[TASK TO COMPLETE]
Return all lines where the word "chart" can be found.

+--

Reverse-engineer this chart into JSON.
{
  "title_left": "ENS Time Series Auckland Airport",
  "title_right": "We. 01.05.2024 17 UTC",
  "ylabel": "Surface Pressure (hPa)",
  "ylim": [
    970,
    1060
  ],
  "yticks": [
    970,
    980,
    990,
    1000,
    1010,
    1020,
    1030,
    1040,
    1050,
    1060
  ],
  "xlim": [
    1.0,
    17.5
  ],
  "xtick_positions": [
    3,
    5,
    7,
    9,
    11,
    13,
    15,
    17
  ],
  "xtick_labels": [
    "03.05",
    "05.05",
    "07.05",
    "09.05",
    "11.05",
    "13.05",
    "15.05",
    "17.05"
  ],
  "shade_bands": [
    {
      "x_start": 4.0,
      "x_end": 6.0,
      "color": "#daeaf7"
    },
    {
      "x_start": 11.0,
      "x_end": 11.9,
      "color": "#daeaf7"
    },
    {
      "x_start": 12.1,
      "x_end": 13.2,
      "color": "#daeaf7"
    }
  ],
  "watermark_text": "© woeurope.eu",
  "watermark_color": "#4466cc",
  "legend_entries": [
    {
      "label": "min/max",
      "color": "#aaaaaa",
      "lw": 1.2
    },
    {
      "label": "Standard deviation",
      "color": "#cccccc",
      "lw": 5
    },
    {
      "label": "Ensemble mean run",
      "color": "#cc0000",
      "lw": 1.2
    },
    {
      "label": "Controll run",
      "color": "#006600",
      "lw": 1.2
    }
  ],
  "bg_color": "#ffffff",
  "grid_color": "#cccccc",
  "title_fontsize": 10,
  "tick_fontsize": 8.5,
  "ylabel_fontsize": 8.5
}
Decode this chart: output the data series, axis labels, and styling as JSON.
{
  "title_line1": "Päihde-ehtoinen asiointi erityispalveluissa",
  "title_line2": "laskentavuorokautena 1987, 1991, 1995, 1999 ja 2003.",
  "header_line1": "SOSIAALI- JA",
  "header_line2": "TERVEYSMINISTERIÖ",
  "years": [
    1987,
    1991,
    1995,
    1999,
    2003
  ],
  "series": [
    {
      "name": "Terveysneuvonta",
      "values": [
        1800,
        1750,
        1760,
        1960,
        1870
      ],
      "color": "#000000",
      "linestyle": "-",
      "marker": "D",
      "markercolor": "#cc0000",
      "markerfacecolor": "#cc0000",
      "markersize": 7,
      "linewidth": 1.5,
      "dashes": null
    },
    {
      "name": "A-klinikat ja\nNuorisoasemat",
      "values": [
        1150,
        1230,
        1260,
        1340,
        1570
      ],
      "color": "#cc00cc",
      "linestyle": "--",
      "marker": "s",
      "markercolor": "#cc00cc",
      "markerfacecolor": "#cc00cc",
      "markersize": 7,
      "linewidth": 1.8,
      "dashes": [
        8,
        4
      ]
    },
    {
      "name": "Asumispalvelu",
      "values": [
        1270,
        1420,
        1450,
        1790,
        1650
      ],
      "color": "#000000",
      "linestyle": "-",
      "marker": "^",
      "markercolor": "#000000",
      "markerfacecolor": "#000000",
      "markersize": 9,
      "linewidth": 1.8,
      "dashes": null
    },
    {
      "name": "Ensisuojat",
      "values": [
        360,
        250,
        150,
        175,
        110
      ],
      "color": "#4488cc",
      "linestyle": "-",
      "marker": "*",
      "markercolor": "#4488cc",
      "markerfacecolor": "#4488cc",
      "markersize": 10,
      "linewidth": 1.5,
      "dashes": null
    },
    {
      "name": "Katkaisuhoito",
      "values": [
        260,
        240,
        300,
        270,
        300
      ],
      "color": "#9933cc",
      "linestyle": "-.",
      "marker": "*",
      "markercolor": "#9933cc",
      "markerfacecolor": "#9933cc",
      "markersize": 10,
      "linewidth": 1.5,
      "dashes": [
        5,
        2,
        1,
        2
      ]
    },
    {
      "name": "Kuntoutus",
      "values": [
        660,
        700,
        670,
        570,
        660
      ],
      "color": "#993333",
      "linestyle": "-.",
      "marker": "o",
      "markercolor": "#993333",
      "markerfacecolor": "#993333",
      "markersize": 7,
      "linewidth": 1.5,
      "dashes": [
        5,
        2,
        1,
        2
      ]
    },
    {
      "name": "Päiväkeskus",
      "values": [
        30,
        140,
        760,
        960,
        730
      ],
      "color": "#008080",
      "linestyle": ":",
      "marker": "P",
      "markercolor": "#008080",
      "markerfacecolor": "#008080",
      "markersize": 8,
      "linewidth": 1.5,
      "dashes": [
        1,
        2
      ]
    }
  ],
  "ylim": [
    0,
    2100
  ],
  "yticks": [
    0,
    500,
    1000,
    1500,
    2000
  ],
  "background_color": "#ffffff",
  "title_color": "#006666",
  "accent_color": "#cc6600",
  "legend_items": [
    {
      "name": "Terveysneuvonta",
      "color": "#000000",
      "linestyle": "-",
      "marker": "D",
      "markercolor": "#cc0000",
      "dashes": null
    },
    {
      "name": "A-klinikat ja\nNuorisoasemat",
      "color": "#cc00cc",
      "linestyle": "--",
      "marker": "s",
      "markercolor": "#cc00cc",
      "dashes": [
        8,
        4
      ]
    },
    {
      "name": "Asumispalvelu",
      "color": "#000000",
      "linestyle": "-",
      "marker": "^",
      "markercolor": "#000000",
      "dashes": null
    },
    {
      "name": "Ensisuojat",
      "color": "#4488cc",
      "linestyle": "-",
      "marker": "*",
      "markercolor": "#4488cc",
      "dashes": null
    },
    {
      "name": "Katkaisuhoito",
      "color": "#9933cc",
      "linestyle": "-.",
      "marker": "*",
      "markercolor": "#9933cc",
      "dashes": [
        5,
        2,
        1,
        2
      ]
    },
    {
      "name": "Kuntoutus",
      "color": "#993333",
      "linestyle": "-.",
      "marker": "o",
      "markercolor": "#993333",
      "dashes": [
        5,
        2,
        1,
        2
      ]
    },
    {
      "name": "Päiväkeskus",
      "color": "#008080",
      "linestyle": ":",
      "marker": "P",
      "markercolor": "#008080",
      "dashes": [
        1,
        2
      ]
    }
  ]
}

+--

[EXERCISE OUTPUT]
Reverse-engineer this chart into JSON.
Decode this chart: output the data series, axis labels, and styling as JSON.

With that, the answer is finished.